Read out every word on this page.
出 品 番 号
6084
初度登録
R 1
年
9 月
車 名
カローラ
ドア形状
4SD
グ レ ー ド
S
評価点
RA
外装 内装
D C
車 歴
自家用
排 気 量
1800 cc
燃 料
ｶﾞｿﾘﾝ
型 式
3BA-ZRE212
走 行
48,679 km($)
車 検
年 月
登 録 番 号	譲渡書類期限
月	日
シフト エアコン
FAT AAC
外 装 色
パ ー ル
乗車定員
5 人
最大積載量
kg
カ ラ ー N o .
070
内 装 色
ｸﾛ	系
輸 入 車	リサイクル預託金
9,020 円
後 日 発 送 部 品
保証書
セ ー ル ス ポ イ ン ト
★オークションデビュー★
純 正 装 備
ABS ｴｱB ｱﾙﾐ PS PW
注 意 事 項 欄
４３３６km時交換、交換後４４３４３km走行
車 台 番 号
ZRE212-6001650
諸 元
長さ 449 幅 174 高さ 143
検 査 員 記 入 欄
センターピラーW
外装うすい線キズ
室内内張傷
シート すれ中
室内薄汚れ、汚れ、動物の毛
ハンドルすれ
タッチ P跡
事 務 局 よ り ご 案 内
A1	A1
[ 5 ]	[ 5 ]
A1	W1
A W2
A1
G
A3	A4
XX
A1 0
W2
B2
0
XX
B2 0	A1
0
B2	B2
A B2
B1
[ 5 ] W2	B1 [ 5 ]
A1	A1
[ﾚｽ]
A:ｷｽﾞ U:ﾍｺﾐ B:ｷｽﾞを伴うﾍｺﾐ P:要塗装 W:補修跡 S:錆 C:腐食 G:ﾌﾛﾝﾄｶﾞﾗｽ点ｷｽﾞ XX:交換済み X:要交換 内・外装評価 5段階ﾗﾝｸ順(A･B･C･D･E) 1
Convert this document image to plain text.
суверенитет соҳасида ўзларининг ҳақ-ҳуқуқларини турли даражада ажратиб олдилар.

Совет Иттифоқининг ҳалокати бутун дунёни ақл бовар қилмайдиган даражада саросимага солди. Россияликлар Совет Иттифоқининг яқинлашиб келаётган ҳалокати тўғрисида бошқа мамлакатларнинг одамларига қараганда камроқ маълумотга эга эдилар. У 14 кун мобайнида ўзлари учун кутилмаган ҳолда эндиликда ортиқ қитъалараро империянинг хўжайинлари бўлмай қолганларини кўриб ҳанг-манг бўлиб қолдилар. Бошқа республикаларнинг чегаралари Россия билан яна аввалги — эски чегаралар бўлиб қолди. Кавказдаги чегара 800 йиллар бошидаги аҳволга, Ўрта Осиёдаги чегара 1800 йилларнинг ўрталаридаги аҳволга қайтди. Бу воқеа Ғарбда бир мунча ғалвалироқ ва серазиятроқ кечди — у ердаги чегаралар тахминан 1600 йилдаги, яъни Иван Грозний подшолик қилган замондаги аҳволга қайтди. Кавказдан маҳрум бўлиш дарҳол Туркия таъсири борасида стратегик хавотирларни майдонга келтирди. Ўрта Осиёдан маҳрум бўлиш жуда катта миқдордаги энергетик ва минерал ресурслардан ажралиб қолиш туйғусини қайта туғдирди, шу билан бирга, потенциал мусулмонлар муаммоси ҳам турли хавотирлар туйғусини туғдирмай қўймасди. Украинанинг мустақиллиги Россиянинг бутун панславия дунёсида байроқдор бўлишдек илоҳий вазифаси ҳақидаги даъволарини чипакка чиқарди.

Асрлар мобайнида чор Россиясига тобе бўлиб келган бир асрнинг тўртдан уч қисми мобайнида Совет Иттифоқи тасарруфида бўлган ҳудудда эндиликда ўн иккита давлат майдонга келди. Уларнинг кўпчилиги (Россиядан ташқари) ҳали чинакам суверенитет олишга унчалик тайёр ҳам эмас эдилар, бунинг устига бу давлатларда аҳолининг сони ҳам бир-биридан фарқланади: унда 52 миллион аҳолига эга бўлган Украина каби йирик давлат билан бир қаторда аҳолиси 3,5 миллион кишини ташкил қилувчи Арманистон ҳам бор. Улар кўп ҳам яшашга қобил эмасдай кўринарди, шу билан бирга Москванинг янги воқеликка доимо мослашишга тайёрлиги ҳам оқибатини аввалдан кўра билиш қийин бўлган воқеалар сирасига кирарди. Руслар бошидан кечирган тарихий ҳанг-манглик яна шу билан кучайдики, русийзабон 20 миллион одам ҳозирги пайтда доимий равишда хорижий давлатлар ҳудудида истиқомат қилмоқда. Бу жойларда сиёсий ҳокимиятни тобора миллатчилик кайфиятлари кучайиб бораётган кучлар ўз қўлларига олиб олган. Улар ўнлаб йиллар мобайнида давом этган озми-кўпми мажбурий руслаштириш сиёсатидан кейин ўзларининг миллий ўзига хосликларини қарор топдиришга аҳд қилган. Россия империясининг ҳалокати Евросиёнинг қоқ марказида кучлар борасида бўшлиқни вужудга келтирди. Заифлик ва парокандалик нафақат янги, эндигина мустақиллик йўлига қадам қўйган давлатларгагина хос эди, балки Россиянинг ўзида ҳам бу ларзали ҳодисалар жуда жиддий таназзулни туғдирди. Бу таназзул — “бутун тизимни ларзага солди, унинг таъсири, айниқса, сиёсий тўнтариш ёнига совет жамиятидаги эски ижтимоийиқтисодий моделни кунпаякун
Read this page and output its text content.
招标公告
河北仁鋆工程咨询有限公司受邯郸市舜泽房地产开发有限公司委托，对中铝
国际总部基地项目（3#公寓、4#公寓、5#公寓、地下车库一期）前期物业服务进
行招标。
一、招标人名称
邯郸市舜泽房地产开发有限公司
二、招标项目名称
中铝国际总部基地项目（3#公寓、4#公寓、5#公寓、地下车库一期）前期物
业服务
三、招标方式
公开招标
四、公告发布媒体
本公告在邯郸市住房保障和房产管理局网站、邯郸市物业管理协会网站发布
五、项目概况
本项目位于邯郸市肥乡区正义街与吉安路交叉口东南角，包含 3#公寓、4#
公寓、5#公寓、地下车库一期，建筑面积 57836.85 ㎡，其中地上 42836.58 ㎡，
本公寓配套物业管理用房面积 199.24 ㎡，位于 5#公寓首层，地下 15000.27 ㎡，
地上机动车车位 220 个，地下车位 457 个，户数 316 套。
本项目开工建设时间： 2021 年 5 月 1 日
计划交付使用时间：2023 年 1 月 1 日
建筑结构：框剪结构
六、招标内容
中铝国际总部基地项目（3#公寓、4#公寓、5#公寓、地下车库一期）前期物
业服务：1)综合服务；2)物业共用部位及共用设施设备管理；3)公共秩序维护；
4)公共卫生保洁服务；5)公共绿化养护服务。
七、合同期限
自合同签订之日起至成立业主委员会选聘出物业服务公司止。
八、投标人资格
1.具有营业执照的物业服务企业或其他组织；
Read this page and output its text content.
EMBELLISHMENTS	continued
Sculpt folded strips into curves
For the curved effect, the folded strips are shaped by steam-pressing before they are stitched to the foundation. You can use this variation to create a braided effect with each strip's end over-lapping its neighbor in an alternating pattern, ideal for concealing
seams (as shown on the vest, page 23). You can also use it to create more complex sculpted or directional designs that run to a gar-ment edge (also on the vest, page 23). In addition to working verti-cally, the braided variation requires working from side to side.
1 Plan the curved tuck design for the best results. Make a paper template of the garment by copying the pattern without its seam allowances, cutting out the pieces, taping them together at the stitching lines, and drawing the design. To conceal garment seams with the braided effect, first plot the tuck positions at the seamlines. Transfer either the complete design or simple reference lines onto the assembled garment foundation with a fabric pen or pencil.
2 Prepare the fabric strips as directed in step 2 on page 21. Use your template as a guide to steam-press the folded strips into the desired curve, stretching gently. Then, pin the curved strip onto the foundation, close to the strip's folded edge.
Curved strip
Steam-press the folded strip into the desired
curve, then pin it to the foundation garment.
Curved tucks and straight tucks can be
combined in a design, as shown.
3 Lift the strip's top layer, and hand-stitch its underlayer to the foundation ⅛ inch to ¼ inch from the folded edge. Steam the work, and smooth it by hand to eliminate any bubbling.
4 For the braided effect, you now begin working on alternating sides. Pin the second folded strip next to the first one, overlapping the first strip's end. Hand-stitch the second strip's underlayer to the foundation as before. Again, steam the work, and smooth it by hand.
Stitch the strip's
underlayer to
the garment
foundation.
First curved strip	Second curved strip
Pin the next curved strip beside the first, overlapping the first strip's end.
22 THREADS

▸ **REQUIRED TASK**
In the entries above, find each line with the word "variation" and copy it.

▸ **OUTPUT OF THE EXERCISE**
For the curved effect, the folded strips are shaped by steam-pressing before they are stitched to the foundation. You can use this variation to create a braided effect with each strip's end over-lapping its neighbor in an alternating pattern, ideal for concealing
seams (as shown on the vest, page 23). You can also use it to create more complex sculpted or directional designs that run to a gar-ment edge (also on the vest, page 23). In addition to working verti-cally, the braided variation requires working from side to side.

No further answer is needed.